What is asked: Read the lines below and count those that have the word "eleven". Respond with the number only.
----------
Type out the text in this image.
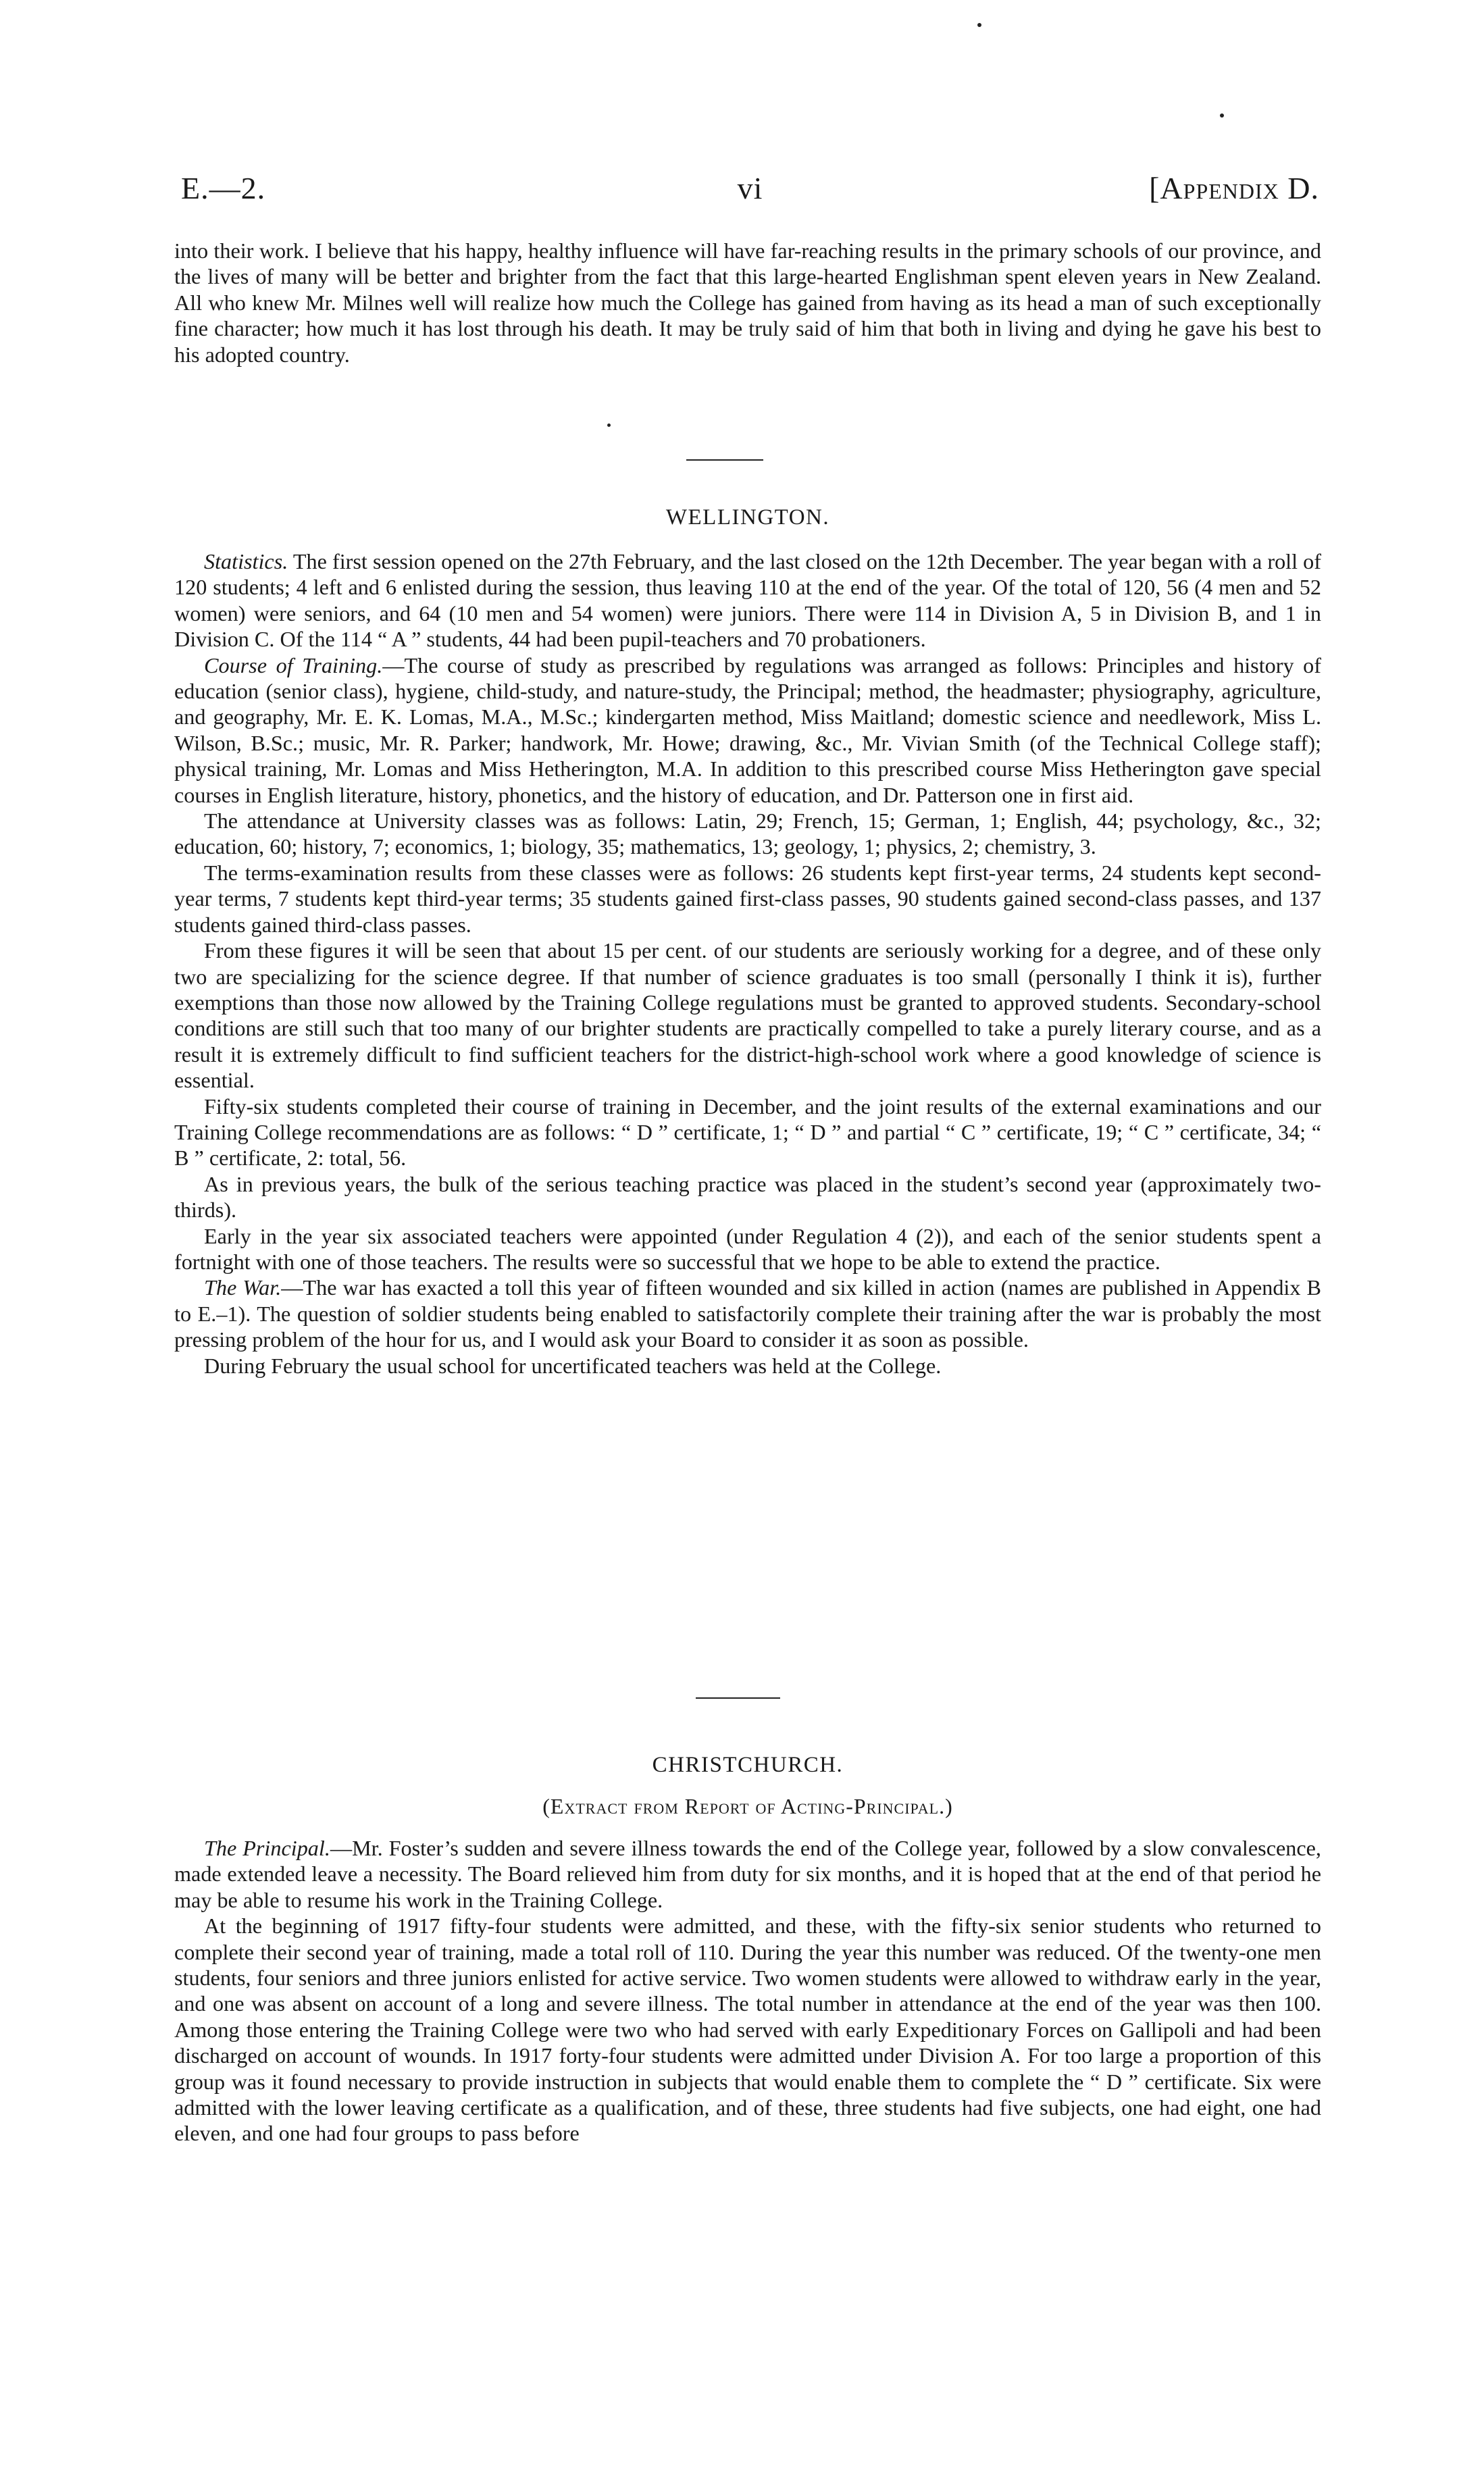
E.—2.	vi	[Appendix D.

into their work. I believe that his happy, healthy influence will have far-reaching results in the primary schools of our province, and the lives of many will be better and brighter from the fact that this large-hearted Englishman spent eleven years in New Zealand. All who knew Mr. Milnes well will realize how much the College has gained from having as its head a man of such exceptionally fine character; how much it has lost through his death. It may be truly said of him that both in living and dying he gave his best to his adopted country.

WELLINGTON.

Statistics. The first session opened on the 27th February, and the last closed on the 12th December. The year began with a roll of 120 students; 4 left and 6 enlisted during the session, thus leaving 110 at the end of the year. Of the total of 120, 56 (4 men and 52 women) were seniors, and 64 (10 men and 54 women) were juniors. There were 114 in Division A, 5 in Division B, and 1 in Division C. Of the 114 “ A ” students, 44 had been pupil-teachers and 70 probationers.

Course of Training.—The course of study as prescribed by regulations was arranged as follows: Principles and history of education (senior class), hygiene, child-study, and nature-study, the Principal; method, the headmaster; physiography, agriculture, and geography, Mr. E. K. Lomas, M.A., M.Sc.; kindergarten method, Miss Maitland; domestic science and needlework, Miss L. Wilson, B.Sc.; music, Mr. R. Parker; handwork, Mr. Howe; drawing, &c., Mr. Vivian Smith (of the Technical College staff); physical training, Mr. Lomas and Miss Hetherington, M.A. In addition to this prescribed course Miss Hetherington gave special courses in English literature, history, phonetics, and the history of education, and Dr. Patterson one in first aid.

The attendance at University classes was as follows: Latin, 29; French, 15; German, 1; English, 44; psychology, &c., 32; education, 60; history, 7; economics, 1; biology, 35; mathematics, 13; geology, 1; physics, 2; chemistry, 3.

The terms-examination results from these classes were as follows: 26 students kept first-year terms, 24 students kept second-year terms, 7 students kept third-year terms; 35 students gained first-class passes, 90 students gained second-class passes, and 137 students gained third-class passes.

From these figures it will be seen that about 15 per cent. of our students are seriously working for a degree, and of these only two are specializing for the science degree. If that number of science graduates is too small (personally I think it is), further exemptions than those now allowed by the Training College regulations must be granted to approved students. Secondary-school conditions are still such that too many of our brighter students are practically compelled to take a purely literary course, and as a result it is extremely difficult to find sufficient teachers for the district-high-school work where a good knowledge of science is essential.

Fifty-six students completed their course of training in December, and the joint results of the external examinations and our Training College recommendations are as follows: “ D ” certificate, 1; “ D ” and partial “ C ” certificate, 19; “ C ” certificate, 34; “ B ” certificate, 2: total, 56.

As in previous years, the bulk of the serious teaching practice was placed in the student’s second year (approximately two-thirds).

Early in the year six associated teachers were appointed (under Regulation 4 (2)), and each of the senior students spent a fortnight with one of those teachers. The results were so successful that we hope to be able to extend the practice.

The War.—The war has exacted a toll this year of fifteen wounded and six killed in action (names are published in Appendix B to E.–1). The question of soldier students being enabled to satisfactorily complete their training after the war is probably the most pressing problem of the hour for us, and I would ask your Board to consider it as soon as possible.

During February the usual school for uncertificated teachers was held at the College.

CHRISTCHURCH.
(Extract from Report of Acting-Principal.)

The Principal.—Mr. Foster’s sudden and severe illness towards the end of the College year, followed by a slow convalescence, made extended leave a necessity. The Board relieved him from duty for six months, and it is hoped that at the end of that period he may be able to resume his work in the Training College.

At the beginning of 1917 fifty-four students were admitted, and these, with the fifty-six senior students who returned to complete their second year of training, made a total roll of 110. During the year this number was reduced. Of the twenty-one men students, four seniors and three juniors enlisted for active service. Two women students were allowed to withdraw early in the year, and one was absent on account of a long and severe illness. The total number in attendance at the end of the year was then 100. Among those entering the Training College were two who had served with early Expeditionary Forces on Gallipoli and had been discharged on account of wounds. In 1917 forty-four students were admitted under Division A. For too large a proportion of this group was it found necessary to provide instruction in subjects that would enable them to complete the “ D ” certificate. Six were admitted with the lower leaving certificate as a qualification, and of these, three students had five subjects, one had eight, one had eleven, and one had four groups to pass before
----------
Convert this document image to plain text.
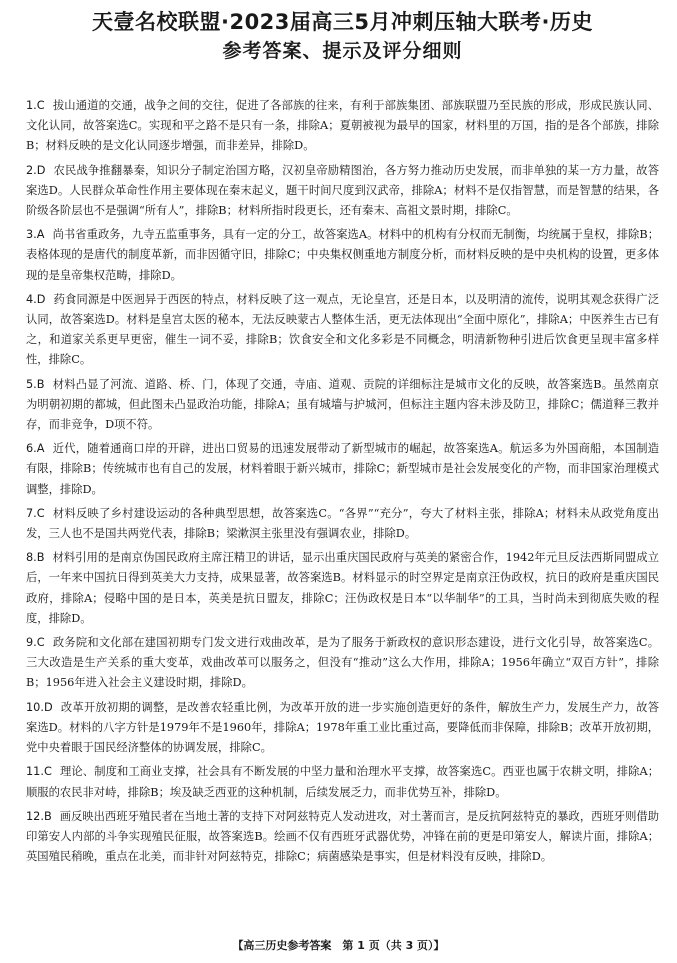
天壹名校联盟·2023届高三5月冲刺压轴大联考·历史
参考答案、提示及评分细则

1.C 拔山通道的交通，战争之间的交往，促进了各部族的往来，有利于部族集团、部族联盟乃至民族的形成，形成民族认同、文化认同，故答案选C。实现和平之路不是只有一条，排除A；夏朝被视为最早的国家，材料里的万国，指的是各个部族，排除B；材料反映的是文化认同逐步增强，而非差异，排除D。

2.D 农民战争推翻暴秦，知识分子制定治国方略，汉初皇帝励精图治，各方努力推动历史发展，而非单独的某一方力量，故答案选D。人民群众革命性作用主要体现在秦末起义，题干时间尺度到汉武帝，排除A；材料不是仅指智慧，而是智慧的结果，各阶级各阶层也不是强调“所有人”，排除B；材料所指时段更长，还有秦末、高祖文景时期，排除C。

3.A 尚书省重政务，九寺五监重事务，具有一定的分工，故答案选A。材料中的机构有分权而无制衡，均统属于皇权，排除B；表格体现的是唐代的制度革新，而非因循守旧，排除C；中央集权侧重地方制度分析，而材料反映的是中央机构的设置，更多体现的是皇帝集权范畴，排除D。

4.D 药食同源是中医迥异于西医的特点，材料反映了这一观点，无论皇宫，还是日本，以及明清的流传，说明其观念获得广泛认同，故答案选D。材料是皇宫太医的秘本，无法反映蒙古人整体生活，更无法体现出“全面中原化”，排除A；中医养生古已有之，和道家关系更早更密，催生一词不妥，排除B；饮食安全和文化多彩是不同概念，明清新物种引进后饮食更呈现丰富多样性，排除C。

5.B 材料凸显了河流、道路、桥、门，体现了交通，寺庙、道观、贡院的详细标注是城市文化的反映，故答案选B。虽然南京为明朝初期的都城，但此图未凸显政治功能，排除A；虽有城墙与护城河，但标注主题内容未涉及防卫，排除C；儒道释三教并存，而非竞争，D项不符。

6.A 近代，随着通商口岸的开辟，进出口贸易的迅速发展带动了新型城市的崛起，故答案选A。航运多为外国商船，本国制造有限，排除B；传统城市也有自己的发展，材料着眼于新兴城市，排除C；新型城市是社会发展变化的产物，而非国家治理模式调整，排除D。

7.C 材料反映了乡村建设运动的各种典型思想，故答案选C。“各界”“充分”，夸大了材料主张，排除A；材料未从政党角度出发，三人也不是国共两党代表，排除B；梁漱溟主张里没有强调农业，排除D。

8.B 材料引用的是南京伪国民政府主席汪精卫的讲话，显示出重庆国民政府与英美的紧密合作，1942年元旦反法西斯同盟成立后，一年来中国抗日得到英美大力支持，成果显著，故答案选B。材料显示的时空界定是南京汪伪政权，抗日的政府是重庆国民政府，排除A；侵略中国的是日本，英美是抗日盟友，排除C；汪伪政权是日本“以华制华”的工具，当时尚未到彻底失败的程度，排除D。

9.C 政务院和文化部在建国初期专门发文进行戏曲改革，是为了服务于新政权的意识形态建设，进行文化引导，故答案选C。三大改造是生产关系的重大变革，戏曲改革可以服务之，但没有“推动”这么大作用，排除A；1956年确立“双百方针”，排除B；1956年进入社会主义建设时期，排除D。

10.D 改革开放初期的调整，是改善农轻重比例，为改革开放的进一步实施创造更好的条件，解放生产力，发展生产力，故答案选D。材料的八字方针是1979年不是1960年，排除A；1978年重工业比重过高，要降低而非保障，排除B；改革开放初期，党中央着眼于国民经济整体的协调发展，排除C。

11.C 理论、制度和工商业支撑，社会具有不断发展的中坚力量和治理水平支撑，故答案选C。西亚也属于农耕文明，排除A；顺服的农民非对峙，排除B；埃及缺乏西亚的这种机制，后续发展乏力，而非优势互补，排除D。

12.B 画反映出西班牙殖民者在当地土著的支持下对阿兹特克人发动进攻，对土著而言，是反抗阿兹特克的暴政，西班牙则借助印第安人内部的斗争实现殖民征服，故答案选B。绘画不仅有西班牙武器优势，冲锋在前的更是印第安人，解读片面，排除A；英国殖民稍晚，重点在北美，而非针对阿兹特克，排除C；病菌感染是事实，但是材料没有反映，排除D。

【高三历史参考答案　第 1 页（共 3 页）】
----------
Written response: 2